Reproduce the listing below word for word, with no pictures.

Extracted records:
※ ※ ※

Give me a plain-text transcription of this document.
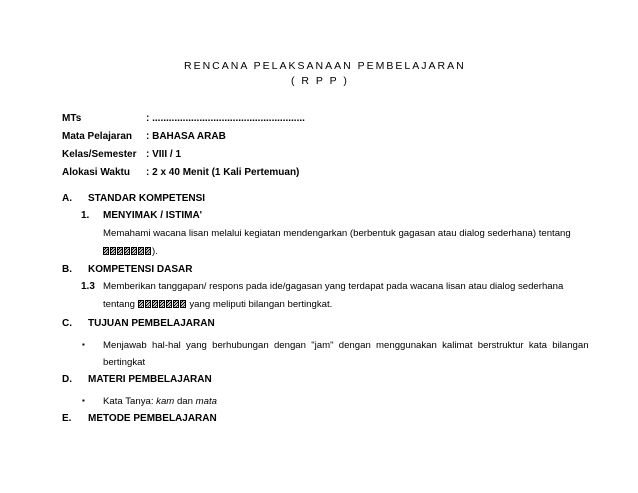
RENCANA PELAKSANAAN PEMBELAJARAN
( R P P )
MTs	: .......................................................
Mata Pelajaran : BAHASA ARAB
Kelas/Semester : VIII / 1
Alokasi Waktu : 2 x 40 Menit (1 Kali Pertemuan)
A. STANDAR KOMPETENSI
1. MENYIMAK / ISTIMA'
Memahami wacana lisan melalui kegiatan mendengarkan (berbentuk gagasan atau dialog sederhana) tentang
).
B. KOMPETENSI DASAR
1.3 Memberikan tanggapan/ respons pada ide/gagasan yang terdapat pada wacana lisan atau dialog sederhana
tentang	yang meliputi bilangan bertingkat.
C. TUJUAN PEMBELAJARAN
▪ Menjawab hal-hal yang berhubungan dengan "jam" dengan menggunakan kalimat berstruktur kata bilangan
bertingkat
D. MATERI PEMBELAJARAN
▪ Kata Tanya: kam dan mata
E. METODE PEMBELAJARAN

※ ※ ※

Exercise output:
Give me a plain-text transcription of this document.
RENCANA PELAKSANAAN PEMBELAJARAN
( R P P )
MTs	: .......................................................
Mata Pelajaran : BAHASA ARAB
Kelas/Semester : VIII / 1
Alokasi Waktu : 2 x 40 Menit (1 Kali Pertemuan)
A. STANDAR KOMPETENSI
1. MENYIMAK / ISTIMA'
Memahami wacana lisan melalui kegiatan mendengarkan (berbentuk gagasan atau dialog sederhana) tentang
).
B. KOMPETENSI DASAR
1.3 Memberikan tanggapan/ respons pada ide/gagasan yang terdapat pada wacana lisan atau dialog sederhana
tentang	yang meliputi bilangan bertingkat.
C. TUJUAN PEMBELAJARAN
▪ Menjawab hal-hal yang berhubungan dengan "jam" dengan menggunakan kalimat berstruktur kata bilangan
bertingkat
D. MATERI PEMBELAJARAN
▪ Kata Tanya: kam dan mata
E. METODE PEMBELAJARAN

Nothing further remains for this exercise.